AIM OF THE TASK >> Every line of the data must be copied exactly.

Dataset entries:
++++++
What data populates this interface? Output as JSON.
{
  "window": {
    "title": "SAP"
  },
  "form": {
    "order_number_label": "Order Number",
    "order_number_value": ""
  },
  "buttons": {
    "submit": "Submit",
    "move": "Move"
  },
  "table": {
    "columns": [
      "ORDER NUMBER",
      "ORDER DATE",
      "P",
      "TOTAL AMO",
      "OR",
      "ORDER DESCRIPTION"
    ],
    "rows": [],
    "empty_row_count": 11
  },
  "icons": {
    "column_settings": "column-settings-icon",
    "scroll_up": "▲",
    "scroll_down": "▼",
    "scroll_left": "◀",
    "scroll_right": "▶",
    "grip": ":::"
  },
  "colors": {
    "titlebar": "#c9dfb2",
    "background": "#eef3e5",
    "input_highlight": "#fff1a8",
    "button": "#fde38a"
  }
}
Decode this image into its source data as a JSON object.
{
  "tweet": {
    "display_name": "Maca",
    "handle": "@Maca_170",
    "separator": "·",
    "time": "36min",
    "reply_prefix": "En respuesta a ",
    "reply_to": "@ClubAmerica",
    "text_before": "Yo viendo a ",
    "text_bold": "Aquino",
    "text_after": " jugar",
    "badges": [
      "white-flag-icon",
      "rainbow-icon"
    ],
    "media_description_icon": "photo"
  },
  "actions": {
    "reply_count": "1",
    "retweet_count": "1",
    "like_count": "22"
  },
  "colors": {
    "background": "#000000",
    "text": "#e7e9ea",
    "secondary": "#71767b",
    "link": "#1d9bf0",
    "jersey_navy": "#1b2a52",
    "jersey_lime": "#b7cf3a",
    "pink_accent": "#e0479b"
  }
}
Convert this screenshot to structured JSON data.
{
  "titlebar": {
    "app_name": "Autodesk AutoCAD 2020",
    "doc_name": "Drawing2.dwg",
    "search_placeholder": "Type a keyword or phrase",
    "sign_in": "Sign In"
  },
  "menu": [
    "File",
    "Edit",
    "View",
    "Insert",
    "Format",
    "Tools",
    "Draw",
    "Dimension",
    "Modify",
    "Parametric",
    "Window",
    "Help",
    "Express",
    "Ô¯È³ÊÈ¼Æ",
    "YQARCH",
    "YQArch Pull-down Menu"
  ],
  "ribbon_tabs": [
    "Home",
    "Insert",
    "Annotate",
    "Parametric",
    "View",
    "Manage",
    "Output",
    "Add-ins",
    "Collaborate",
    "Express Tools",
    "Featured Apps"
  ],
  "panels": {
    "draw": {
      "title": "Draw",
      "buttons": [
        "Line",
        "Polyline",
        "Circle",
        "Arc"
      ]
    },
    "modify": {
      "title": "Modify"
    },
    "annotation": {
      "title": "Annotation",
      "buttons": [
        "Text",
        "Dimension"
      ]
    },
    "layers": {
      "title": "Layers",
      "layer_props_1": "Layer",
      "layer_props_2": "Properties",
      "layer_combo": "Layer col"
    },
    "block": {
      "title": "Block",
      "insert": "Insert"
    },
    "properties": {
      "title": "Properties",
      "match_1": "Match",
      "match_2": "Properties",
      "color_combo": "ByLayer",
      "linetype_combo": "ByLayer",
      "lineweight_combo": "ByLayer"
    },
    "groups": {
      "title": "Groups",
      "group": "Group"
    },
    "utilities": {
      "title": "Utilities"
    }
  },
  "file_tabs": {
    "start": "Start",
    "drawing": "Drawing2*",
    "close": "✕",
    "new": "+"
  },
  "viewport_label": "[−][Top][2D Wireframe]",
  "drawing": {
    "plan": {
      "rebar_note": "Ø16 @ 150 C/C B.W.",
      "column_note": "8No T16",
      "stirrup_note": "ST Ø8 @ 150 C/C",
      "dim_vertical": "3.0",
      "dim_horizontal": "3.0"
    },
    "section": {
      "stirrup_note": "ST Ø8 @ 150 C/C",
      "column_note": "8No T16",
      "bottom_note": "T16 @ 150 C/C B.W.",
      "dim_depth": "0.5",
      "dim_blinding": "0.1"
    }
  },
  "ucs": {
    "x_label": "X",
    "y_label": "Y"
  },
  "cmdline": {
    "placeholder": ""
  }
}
++++++
SOLUTION TO THE EXERCISE >>
What data populates this interface? Output as JSON.
{
  "window": {
    "title": "SAP"
  },
  "form": {
    "order_number_label": "Order Number",
    "order_number_value": ""
  },
  "buttons": {
    "submit": "Submit",
    "move": "Move"
  },
  "table": {
    "columns": [
      "ORDER NUMBER",
      "ORDER DATE",
      "P",
      "TOTAL AMO",
      "OR",
      "ORDER DESCRIPTION"
    ],
    "rows": [],
    "empty_row_count": 11
  },
  "icons": {
    "column_settings": "column-settings-icon",
    "scroll_up": "▲",
    "scroll_down": "▼",
    "scroll_left": "◀",
    "scroll_right": "▶",
    "grip": ":::"
  },
  "colors": {
    "titlebar": "#c9dfb2",
    "background": "#eef3e5",
    "input_highlight": "#fff1a8",
    "button": "#fde38a"
  }
}
Decode this image into its source data as a JSON object.
{
  "tweet": {
    "display_name": "Maca",
    "handle": "@Maca_170",
    "separator": "·",
    "time": "36min",
    "reply_prefix": "En respuesta a ",
    "reply_to": "@ClubAmerica",
    "text_before": "Yo viendo a ",
    "text_bold": "Aquino",
    "text_after": " jugar",
    "badges": [
      "white-flag-icon",
      "rainbow-icon"
    ],
    "media_description_icon": "photo"
  },
  "actions": {
    "reply_count": "1",
    "retweet_count": "1",
    "like_count": "22"
  },
  "colors": {
    "background": "#000000",
    "text": "#e7e9ea",
    "secondary": "#71767b",
    "link": "#1d9bf0",
    "jersey_navy": "#1b2a52",
    "jersey_lime": "#b7cf3a",
    "pink_accent": "#e0479b"
  }
}
Convert this screenshot to structured JSON data.
{
  "titlebar": {
    "app_name": "Autodesk AutoCAD 2020",
    "doc_name": "Drawing2.dwg",
    "search_placeholder": "Type a keyword or phrase",
    "sign_in": "Sign In"
  },
  "menu": [
    "File",
    "Edit",
    "View",
    "Insert",
    "Format",
    "Tools",
    "Draw",
    "Dimension",
    "Modify",
    "Parametric",
    "Window",
    "Help",
    "Express",
    "Ô¯È³ÊÈ¼Æ",
    "YQARCH",
    "YQArch Pull-down Menu"
  ],
  "ribbon_tabs": [
    "Home",
    "Insert",
    "Annotate",
    "Parametric",
    "View",
    "Manage",
    "Output",
    "Add-ins",
    "Collaborate",
    "Express Tools",
    "Featured Apps"
  ],
  "panels": {
    "draw": {
      "title": "Draw",
      "buttons": [
        "Line",
        "Polyline",
        "Circle",
        "Arc"
      ]
    },
    "modify": {
      "title": "Modify"
    },
    "annotation": {
      "title": "Annotation",
      "buttons": [
        "Text",
        "Dimension"
      ]
    },
    "layers": {
      "title": "Layers",
      "layer_props_1": "Layer",
      "layer_props_2": "Properties",
      "layer_combo": "Layer col"
    },
    "block": {
      "title": "Block",
      "insert": "Insert"
    },
    "properties": {
      "title": "Properties",
      "match_1": "Match",
      "match_2": "Properties",
      "color_combo": "ByLayer",
      "linetype_combo": "ByLayer",
      "lineweight_combo": "ByLayer"
    },
    "groups": {
      "title": "Groups",
      "group": "Group"
    },
    "utilities": {
      "title": "Utilities"
    }
  },
  "file_tabs": {
    "start": "Start",
    "drawing": "Drawing2*",
    "close": "✕",
    "new": "+"
  },
  "viewport_label": "[−][Top][2D Wireframe]",
  "drawing": {
    "plan": {
      "rebar_note": "Ø16 @ 150 C/C B.W.",
      "column_note": "8No T16",
      "stirrup_note": "ST Ø8 @ 150 C/C",
      "dim_vertical": "3.0",
      "dim_horizontal": "3.0"
    },
    "section": {
      "stirrup_note": "ST Ø8 @ 150 C/C",
      "column_note": "8No T16",
      "bottom_note": "T16 @ 150 C/C B.W.",
      "dim_depth": "0.5",
      "dim_blinding": "0.1"
    }
  },
  "ucs": {
    "x_label": "X",
    "y_label": "Y"
  },
  "cmdline": {
    "placeholder": ""
  }
}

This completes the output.